GOAL: Lay out the material as a Markdown table with the columns Row and Material line, starting at the line that contains "give bounding boxes" and ending at the line that contains "1089, 1644, 1125]". Leave out any blank lines.

[Start RECORDS FOR THE TASK]

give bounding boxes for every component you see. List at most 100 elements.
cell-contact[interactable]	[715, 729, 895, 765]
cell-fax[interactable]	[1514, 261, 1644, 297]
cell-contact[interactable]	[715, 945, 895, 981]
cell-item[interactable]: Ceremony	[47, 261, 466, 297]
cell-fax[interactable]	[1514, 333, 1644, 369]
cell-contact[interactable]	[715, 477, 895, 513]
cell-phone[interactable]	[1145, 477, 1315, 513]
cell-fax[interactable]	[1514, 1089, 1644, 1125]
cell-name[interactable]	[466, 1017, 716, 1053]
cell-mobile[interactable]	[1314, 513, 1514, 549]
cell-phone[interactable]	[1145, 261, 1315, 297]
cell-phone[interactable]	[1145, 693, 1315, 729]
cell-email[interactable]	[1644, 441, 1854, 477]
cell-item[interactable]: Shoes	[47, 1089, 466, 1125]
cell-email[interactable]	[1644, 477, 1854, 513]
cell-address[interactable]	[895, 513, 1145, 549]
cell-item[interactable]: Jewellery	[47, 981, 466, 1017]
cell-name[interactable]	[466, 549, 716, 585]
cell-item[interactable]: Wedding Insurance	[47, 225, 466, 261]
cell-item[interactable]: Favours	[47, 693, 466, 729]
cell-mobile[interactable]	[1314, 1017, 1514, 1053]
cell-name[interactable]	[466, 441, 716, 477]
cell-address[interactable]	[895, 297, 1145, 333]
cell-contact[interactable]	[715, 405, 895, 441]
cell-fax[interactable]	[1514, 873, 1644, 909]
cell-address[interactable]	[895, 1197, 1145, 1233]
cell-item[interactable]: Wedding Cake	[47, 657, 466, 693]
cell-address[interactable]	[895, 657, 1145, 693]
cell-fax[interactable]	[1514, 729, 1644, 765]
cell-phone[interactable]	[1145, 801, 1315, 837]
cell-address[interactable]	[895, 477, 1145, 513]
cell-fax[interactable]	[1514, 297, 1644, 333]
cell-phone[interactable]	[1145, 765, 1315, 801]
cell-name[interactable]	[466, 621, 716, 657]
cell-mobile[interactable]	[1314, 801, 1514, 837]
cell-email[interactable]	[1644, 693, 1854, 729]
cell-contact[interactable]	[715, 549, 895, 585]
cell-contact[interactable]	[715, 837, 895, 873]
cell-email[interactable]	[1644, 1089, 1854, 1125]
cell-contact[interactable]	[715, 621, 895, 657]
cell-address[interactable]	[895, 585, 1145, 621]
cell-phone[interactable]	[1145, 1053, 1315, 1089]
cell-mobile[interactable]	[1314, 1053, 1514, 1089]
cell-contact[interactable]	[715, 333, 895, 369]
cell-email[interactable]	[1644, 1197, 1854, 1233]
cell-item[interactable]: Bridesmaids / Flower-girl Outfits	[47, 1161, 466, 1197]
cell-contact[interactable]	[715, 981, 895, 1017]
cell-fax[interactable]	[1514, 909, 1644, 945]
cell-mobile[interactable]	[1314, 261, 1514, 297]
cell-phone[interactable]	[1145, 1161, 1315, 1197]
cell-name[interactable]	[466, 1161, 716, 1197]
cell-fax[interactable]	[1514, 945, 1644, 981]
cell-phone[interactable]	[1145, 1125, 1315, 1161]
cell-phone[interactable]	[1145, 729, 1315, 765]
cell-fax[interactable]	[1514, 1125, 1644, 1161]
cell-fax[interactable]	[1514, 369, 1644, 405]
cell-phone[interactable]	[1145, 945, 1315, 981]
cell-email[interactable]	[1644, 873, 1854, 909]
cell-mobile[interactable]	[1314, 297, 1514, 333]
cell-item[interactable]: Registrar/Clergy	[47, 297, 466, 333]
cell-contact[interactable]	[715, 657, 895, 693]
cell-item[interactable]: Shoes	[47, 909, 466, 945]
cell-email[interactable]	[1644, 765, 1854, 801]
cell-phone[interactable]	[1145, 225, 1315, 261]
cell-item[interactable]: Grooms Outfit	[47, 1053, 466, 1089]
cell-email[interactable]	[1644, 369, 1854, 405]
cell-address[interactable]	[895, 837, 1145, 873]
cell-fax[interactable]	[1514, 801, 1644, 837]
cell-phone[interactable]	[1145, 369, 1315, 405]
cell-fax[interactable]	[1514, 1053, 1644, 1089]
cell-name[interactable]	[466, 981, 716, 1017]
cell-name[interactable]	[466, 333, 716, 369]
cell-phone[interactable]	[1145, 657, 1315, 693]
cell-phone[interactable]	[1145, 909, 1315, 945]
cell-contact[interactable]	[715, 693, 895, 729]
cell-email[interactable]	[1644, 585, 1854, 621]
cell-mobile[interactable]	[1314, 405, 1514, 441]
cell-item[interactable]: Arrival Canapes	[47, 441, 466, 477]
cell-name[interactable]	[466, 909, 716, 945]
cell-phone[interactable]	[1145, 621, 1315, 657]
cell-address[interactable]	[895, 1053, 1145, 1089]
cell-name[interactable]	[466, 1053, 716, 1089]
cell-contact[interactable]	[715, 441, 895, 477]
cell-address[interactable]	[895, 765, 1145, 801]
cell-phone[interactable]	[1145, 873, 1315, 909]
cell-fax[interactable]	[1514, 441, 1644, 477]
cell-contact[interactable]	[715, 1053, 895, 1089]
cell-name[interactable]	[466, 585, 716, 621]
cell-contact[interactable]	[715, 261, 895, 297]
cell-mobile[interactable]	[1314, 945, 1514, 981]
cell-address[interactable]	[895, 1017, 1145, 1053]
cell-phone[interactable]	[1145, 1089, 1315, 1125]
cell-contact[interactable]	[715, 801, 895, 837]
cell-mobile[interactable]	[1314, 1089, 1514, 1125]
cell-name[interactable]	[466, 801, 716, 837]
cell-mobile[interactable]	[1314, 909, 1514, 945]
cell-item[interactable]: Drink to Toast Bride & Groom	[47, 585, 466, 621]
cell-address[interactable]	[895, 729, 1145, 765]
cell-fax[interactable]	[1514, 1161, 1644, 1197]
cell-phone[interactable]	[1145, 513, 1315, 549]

[End RECORDS FOR THE TASK]
[Start RECORDS FOR THE TASK]

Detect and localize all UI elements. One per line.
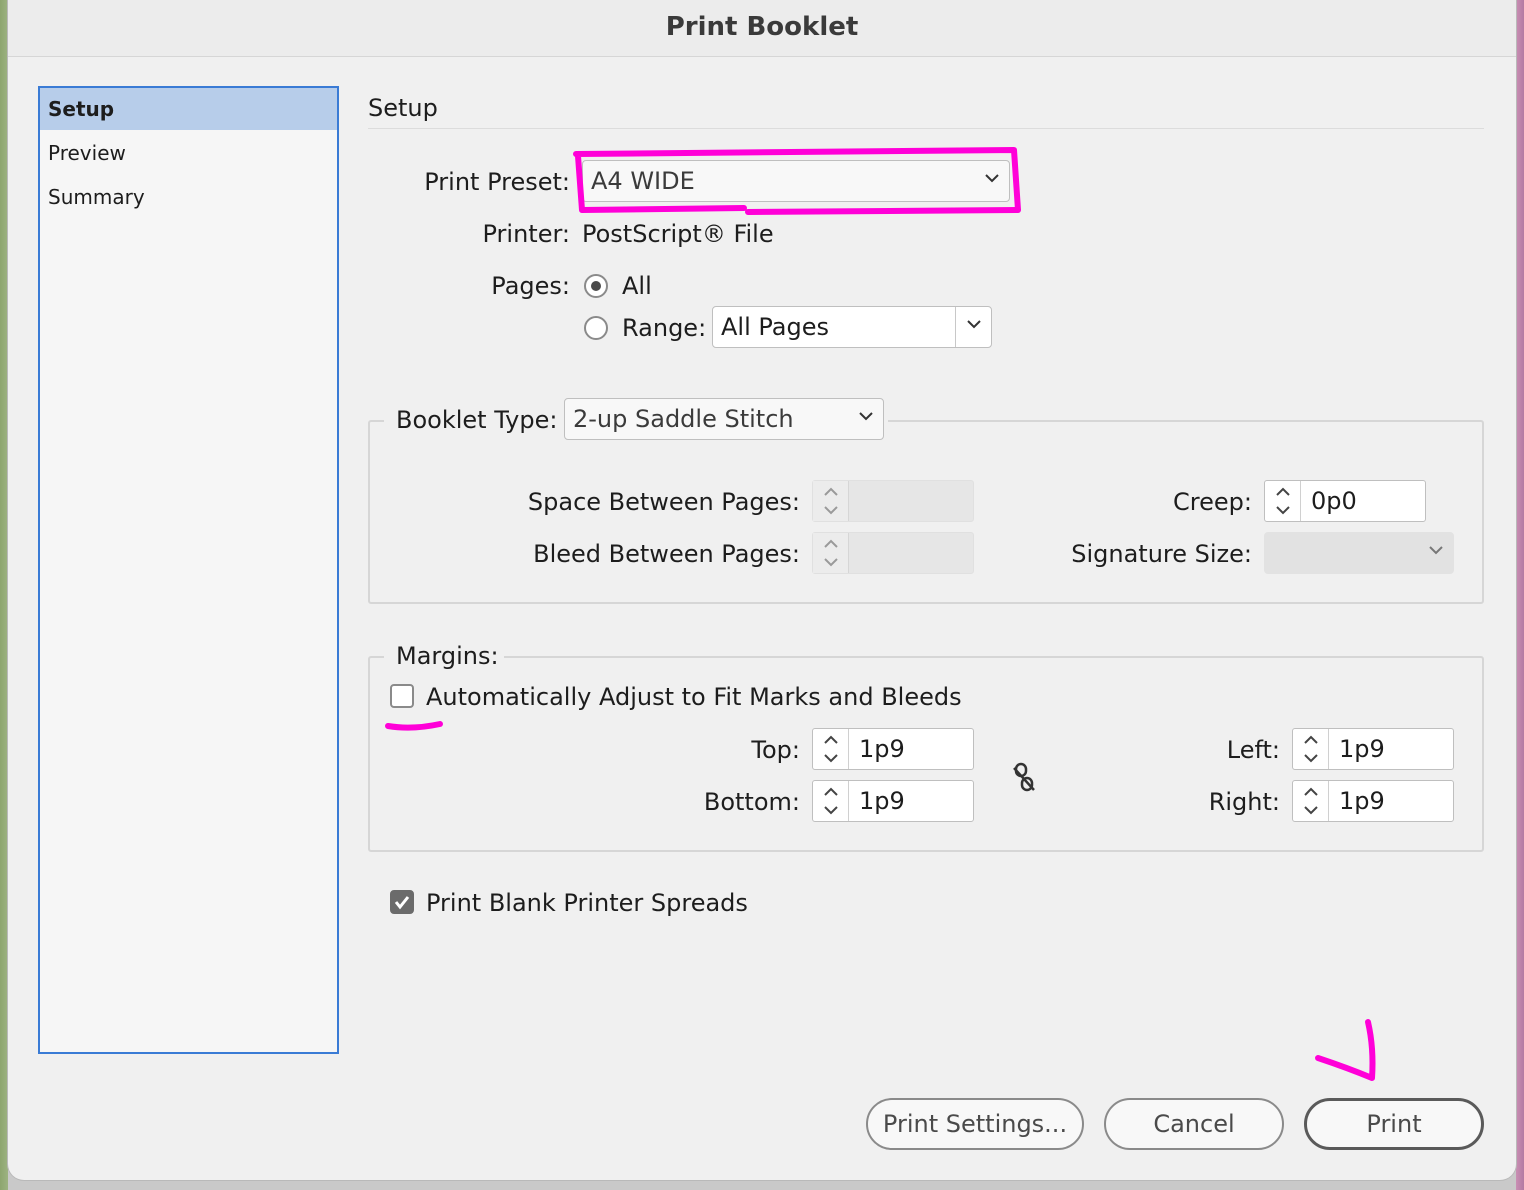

[End RECORDS FOR THE TASK]

SOLVED EXERCISE:
| Row | Material line |
|---|---|
| 1 | give bounding boxes for every component you see. List at most 100 elements. |
| 2 | cell-contact[interactable]	[715, 729, 895, 765] |
| 3 | cell-fax[interactable]	[1514, 261, 1644, 297] |
| 4 | cell-contact[interactable]	[715, 945, 895, 981] |
| 5 | cell-item[interactable]: Ceremony	[47, 261, 466, 297] |
| 6 | cell-fax[interactable]	[1514, 333, 1644, 369] |
| 7 | cell-contact[interactable]	[715, 477, 895, 513] |
| 8 | cell-phone[interactable]	[1145, 477, 1315, 513] |
| 9 | cell-fax[interactable]	[1514, 1089, 1644, 1125] |